Challenge: Using the entries that follow, count the lines containing the word "color" and give that number by itself.

'''

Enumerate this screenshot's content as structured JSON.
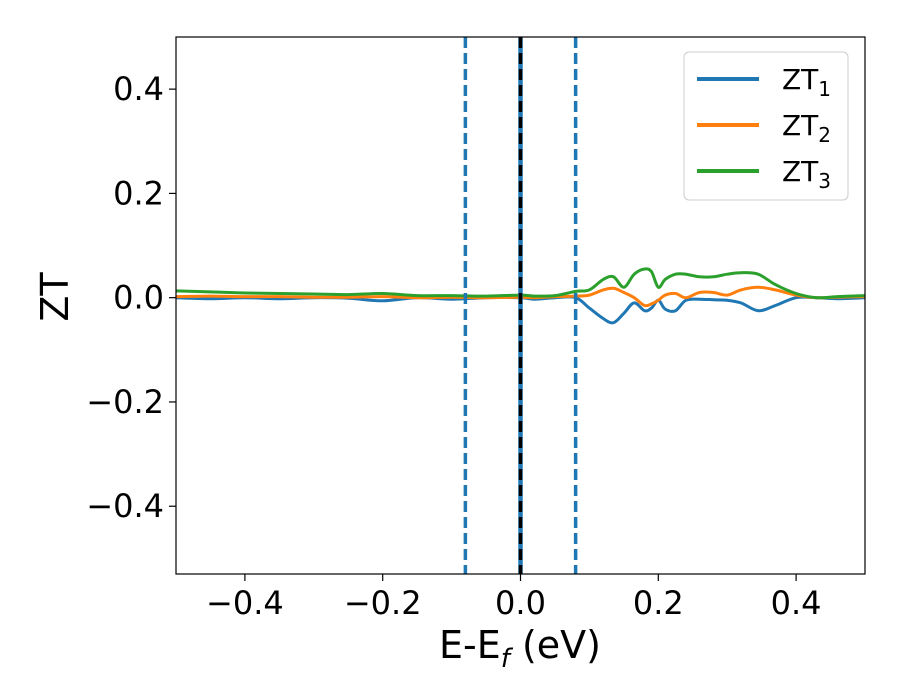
{
  "chart_data": {
    "type": "line",
    "title": "",
    "xlabel": "E-E",
    "xlabel_sub": "f",
    "xlabel_unit": " (eV)",
    "ylabel": "ZT",
    "xlim": [
      -0.5,
      0.5
    ],
    "ylim": [
      -0.53,
      0.5
    ],
    "xticks": [
      -0.4,
      -0.2,
      0.0,
      0.2,
      0.4
    ],
    "xtick_labels": [
      "−0.4",
      "−0.2",
      "0.0",
      "0.2",
      "0.4"
    ],
    "yticks": [
      -0.4,
      -0.2,
      0.0,
      0.2,
      0.4
    ],
    "ytick_labels": [
      "−0.4",
      "−0.2",
      "0.0",
      "0.2",
      "0.4"
    ],
    "grid": false,
    "legend_position": "top-right",
    "x": [
      -0.5,
      -0.45,
      -0.4,
      -0.35,
      -0.3,
      -0.25,
      -0.2,
      -0.15,
      -0.1,
      -0.05,
      0.0,
      0.02,
      0.05,
      0.08,
      0.1,
      0.12,
      0.135,
      0.15,
      0.165,
      0.18,
      0.19,
      0.2,
      0.21,
      0.225,
      0.24,
      0.26,
      0.28,
      0.3,
      0.32,
      0.345,
      0.37,
      0.4,
      0.43,
      0.46,
      0.5
    ],
    "series": [
      {
        "name": "ZT",
        "name_sub": "1",
        "color": "#1f77b4",
        "values": [
          0.0,
          -0.002,
          0.0,
          -0.002,
          0.0,
          -0.001,
          -0.006,
          0.0,
          -0.003,
          0.0,
          0.0,
          -0.003,
          0.0,
          0.0,
          -0.02,
          -0.04,
          -0.048,
          -0.03,
          -0.01,
          -0.025,
          -0.02,
          -0.005,
          -0.022,
          -0.025,
          -0.005,
          -0.003,
          -0.004,
          -0.005,
          -0.01,
          -0.025,
          -0.015,
          0.0,
          0.0,
          -0.002,
          0.0
        ]
      },
      {
        "name": "ZT",
        "name_sub": "2",
        "color": "#ff7f0e",
        "values": [
          0.002,
          0.003,
          0.002,
          0.002,
          0.001,
          0.001,
          0.002,
          0.0,
          0.001,
          0.0,
          0.001,
          0.0,
          0.002,
          0.003,
          0.005,
          0.015,
          0.018,
          0.01,
          0.0,
          -0.015,
          -0.012,
          -0.005,
          0.005,
          0.008,
          0.0,
          0.01,
          0.01,
          0.005,
          0.015,
          0.02,
          0.015,
          0.005,
          0.0,
          0.001,
          0.002
        ]
      },
      {
        "name": "ZT",
        "name_sub": "3",
        "color": "#2ca02c",
        "values": [
          0.013,
          0.011,
          0.009,
          0.008,
          0.007,
          0.006,
          0.008,
          0.004,
          0.004,
          0.003,
          0.005,
          0.003,
          0.004,
          0.012,
          0.015,
          0.035,
          0.04,
          0.02,
          0.045,
          0.055,
          0.05,
          0.02,
          0.035,
          0.045,
          0.045,
          0.04,
          0.04,
          0.045,
          0.048,
          0.045,
          0.025,
          0.008,
          0.0,
          0.002,
          0.004
        ]
      }
    ],
    "vertical_lines": [
      {
        "x": -0.08,
        "style": "dashed",
        "color": "#1f77b4"
      },
      {
        "x": 0.0,
        "style": "solid",
        "color": "#1f77b4"
      },
      {
        "x": 0.0,
        "style": "dashed",
        "color": "#000000"
      },
      {
        "x": 0.08,
        "style": "dashed",
        "color": "#1f77b4"
      }
    ]
  }
}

'''

Correct answer: 7